> _THE PROBLEM_: Return the material below in full and exactly.

> _RECORDS FOR THE EXERCISE_:
◆ ◆ ◆ ◆

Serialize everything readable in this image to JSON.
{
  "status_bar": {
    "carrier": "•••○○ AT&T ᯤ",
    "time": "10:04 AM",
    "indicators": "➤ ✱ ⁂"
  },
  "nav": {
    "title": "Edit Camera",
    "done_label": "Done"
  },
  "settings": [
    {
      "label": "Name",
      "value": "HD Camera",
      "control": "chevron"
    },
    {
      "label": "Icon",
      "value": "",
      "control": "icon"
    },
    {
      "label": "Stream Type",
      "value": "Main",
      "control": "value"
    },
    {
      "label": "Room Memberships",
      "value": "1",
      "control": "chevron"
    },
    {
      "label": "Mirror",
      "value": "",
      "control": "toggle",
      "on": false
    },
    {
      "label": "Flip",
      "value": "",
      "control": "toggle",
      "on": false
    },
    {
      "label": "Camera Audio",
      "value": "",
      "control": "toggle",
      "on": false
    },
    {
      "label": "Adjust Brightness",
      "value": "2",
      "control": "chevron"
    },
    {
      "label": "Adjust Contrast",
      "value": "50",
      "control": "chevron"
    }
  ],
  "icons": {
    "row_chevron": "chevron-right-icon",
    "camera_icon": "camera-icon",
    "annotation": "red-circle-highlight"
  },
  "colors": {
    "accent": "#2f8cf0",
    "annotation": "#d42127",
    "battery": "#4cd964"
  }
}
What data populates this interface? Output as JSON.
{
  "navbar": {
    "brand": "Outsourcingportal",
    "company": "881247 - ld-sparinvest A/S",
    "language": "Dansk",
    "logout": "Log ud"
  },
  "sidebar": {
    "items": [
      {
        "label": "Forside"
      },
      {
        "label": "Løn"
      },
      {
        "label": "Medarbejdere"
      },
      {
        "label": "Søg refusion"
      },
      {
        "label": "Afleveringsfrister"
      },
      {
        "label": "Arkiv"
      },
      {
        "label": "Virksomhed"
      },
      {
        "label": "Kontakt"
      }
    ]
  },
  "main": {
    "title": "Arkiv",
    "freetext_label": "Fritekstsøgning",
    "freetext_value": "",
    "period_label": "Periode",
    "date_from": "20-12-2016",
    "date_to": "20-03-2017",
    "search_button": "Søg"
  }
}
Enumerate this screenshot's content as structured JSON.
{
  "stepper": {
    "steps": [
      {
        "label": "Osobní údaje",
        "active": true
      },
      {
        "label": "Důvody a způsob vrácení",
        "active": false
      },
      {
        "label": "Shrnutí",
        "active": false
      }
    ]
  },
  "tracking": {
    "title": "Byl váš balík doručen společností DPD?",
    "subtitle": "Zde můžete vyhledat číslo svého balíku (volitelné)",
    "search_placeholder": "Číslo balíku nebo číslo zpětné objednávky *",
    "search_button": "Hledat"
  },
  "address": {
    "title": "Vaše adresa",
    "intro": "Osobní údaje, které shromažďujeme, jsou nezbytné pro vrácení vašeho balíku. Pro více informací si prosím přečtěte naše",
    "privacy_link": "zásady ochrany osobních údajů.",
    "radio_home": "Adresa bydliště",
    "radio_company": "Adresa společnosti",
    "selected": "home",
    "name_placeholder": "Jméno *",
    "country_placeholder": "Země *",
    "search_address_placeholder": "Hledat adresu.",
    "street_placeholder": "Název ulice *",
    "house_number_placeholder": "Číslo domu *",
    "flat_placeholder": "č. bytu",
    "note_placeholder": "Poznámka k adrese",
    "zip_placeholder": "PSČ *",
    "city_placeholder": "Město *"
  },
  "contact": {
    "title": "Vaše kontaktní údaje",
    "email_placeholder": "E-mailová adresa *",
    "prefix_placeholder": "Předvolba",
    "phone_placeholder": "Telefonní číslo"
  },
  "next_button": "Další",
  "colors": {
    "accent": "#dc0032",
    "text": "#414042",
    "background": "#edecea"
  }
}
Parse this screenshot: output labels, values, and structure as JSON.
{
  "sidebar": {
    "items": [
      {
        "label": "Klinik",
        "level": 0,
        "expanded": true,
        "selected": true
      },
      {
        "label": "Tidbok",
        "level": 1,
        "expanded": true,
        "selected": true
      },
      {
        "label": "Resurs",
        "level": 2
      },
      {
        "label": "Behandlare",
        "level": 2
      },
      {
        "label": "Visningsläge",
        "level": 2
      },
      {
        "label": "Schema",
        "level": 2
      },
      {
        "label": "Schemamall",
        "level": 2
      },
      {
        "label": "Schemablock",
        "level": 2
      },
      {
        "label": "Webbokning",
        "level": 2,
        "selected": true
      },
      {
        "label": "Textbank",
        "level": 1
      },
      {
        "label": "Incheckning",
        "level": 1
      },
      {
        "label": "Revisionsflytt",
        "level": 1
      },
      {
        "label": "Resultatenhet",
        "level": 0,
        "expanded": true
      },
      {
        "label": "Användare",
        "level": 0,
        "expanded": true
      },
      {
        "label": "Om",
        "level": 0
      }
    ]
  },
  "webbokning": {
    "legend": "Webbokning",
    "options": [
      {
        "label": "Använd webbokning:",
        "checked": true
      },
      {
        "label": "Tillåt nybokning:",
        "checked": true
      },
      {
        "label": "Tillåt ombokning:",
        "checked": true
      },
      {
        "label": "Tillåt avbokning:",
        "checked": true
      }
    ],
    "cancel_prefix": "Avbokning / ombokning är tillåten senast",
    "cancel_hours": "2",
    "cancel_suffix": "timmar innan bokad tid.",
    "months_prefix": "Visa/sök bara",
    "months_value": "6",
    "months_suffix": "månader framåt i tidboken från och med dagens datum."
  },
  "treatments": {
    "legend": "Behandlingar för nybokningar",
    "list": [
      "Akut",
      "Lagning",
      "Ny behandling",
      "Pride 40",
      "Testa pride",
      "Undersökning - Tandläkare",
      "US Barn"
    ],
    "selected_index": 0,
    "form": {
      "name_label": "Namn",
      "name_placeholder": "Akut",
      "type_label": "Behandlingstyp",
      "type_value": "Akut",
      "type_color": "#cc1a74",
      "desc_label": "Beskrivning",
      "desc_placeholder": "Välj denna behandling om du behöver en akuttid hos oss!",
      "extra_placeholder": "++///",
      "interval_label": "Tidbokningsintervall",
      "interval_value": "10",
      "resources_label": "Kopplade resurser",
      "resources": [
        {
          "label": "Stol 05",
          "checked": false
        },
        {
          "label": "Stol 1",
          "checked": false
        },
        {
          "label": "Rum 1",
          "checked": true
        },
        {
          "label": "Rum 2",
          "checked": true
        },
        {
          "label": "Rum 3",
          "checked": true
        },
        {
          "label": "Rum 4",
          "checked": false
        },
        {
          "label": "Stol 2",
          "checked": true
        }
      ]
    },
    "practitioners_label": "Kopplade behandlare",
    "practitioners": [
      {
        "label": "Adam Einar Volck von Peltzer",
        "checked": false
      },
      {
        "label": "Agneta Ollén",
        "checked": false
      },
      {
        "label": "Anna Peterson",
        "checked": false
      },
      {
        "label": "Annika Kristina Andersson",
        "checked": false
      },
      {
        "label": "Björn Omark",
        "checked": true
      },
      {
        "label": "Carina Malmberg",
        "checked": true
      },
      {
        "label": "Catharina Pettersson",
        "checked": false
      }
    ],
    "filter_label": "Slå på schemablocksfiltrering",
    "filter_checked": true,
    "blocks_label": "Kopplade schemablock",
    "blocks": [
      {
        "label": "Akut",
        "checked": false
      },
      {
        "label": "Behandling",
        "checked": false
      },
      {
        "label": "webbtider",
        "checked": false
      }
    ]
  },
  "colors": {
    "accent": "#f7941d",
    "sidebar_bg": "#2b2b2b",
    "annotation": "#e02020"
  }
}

◆ ◆ ◆ ◆

> _SOLUTION FOR THIS PROBLEM_:
Serialize everything readable in this image to JSON.
{
  "status_bar": {
    "carrier": "•••○○ AT&T ᯤ",
    "time": "10:04 AM",
    "indicators": "➤ ✱ ⁂"
  },
  "nav": {
    "title": "Edit Camera",
    "done_label": "Done"
  },
  "settings": [
    {
      "label": "Name",
      "value": "HD Camera",
      "control": "chevron"
    },
    {
      "label": "Icon",
      "value": "",
      "control": "icon"
    },
    {
      "label": "Stream Type",
      "value": "Main",
      "control": "value"
    },
    {
      "label": "Room Memberships",
      "value": "1",
      "control": "chevron"
    },
    {
      "label": "Mirror",
      "value": "",
      "control": "toggle",
      "on": false
    },
    {
      "label": "Flip",
      "value": "",
      "control": "toggle",
      "on": false
    },
    {
      "label": "Camera Audio",
      "value": "",
      "control": "toggle",
      "on": false
    },
    {
      "label": "Adjust Brightness",
      "value": "2",
      "control": "chevron"
    },
    {
      "label": "Adjust Contrast",
      "value": "50",
      "control": "chevron"
    }
  ],
  "icons": {
    "row_chevron": "chevron-right-icon",
    "camera_icon": "camera-icon",
    "annotation": "red-circle-highlight"
  },
  "colors": {
    "accent": "#2f8cf0",
    "annotation": "#d42127",
    "battery": "#4cd964"
  }
}
What data populates this interface? Output as JSON.
{
  "navbar": {
    "brand": "Outsourcingportal",
    "company": "881247 - ld-sparinvest A/S",
    "language": "Dansk",
    "logout": "Log ud"
  },
  "sidebar": {
    "items": [
      {
        "label": "Forside"
      },
      {
        "label": "Løn"
      },
      {
        "label": "Medarbejdere"
      },
      {
        "label": "Søg refusion"
      },
      {
        "label": "Afleveringsfrister"
      },
      {
        "label": "Arkiv"
      },
      {
        "label": "Virksomhed"
      },
      {
        "label": "Kontakt"
      }
    ]
  },
  "main": {
    "title": "Arkiv",
    "freetext_label": "Fritekstsøgning",
    "freetext_value": "",
    "period_label": "Periode",
    "date_from": "20-12-2016",
    "date_to": "20-03-2017",
    "search_button": "Søg"
  }
}
Enumerate this screenshot's content as structured JSON.
{
  "stepper": {
    "steps": [
      {
        "label": "Osobní údaje",
        "active": true
      },
      {
        "label": "Důvody a způsob vrácení",
        "active": false
      },
      {
        "label": "Shrnutí",
        "active": false
      }
    ]
  },
  "tracking": {
    "title": "Byl váš balík doručen společností DPD?",
    "subtitle": "Zde můžete vyhledat číslo svého balíku (volitelné)",
    "search_placeholder": "Číslo balíku nebo číslo zpětné objednávky *",
    "search_button": "Hledat"
  },
  "address": {
    "title": "Vaše adresa",
    "intro": "Osobní údaje, které shromažďujeme, jsou nezbytné pro vrácení vašeho balíku. Pro více informací si prosím přečtěte naše",
    "privacy_link": "zásady ochrany osobních údajů.",
    "radio_home": "Adresa bydliště",
    "radio_company": "Adresa společnosti",
    "selected": "home",
    "name_placeholder": "Jméno *",
    "country_placeholder": "Země *",
    "search_address_placeholder": "Hledat adresu.",
    "street_placeholder": "Název ulice *",
    "house_number_placeholder": "Číslo domu *",
    "flat_placeholder": "č. bytu",
    "note_placeholder": "Poznámka k adrese",
    "zip_placeholder": "PSČ *",
    "city_placeholder": "Město *"
  },
  "contact": {
    "title": "Vaše kontaktní údaje",
    "email_placeholder": "E-mailová adresa *",
    "prefix_placeholder": "Předvolba",
    "phone_placeholder": "Telefonní číslo"
  },
  "next_button": "Další",
  "colors": {
    "accent": "#dc0032",
    "text": "#414042",
    "background": "#edecea"
  }
}
Parse this screenshot: output labels, values, and structure as JSON.
{
  "sidebar": {
    "items": [
      {
        "label": "Klinik",
        "level": 0,
        "expanded": true,
        "selected": true
      },
      {
        "label": "Tidbok",
        "level": 1,
        "expanded": true,
        "selected": true
      },
      {
        "label": "Resurs",
        "level": 2
      },
      {
        "label": "Behandlare",
        "level": 2
      },
      {
        "label": "Visningsläge",
        "level": 2
      },
      {
        "label": "Schema",
        "level": 2
      },
      {
        "label": "Schemamall",
        "level": 2
      },
      {
        "label": "Schemablock",
        "level": 2
      },
      {
        "label": "Webbokning",
        "level": 2,
        "selected": true
      },
      {
        "label": "Textbank",
        "level": 1
      },
      {
        "label": "Incheckning",
        "level": 1
      },
      {
        "label": "Revisionsflytt",
        "level": 1
      },
      {
        "label": "Resultatenhet",
        "level": 0,
        "expanded": true
      },
      {
        "label": "Användare",
        "level": 0,
        "expanded": true
      },
      {
        "label": "Om",
        "level": 0
      }
    ]
  },
  "webbokning": {
    "legend": "Webbokning",
    "options": [
      {
        "label": "Använd webbokning:",
        "checked": true
      },
      {
        "label": "Tillåt nybokning:",
        "checked": true
      },
      {
        "label": "Tillåt ombokning:",
        "checked": true
      },
      {
        "label": "Tillåt avbokning:",
        "checked": true
      }
    ],
    "cancel_prefix": "Avbokning / ombokning är tillåten senast",
    "cancel_hours": "2",
    "cancel_suffix": "timmar innan bokad tid.",
    "months_prefix": "Visa/sök bara",
    "months_value": "6",
    "months_suffix": "månader framåt i tidboken från och med dagens datum."
  },
  "treatments": {
    "legend": "Behandlingar för nybokningar",
    "list": [
      "Akut",
      "Lagning",
      "Ny behandling",
      "Pride 40",
      "Testa pride",
      "Undersökning - Tandläkare",
      "US Barn"
    ],
    "selected_index": 0,
    "form": {
      "name_label": "Namn",
      "name_placeholder": "Akut",
      "type_label": "Behandlingstyp",
      "type_value": "Akut",
      "type_color": "#cc1a74",
      "desc_label": "Beskrivning",
      "desc_placeholder": "Välj denna behandling om du behöver en akuttid hos oss!",
      "extra_placeholder": "++///",
      "interval_label": "Tidbokningsintervall",
      "interval_value": "10",
      "resources_label": "Kopplade resurser",
      "resources": [
        {
          "label": "Stol 05",
          "checked": false
        },
        {
          "label": "Stol 1",
          "checked": false
        },
        {
          "label": "Rum 1",
          "checked": true
        },
        {
          "label": "Rum 2",
          "checked": true
        },
        {
          "label": "Rum 3",
          "checked": true
        },
        {
          "label": "Rum 4",
          "checked": false
        },
        {
          "label": "Stol 2",
          "checked": true
        }
      ]
    },
    "practitioners_label": "Kopplade behandlare",
    "practitioners": [
      {
        "label": "Adam Einar Volck von Peltzer",
        "checked": false
      },
      {
        "label": "Agneta Ollén",
        "checked": false
      },
      {
        "label": "Anna Peterson",
        "checked": false
      },
      {
        "label": "Annika Kristina Andersson",
        "checked": false
      },
      {
        "label": "Björn Omark",
        "checked": true
      },
      {
        "label": "Carina Malmberg",
        "checked": true
      },
      {
        "label": "Catharina Pettersson",
        "checked": false
      }
    ],
    "filter_label": "Slå på schemablocksfiltrering",
    "filter_checked": true,
    "blocks_label": "Kopplade schemablock",
    "blocks": [
      {
        "label": "Akut",
        "checked": false
      },
      {
        "label": "Behandling",
        "checked": false
      },
      {
        "label": "webbtider",
        "checked": false
      }
    ]
  },
  "colors": {
    "accent": "#f7941d",
    "sidebar_bg": "#2b2b2b",
    "annotation": "#e02020"
  }
}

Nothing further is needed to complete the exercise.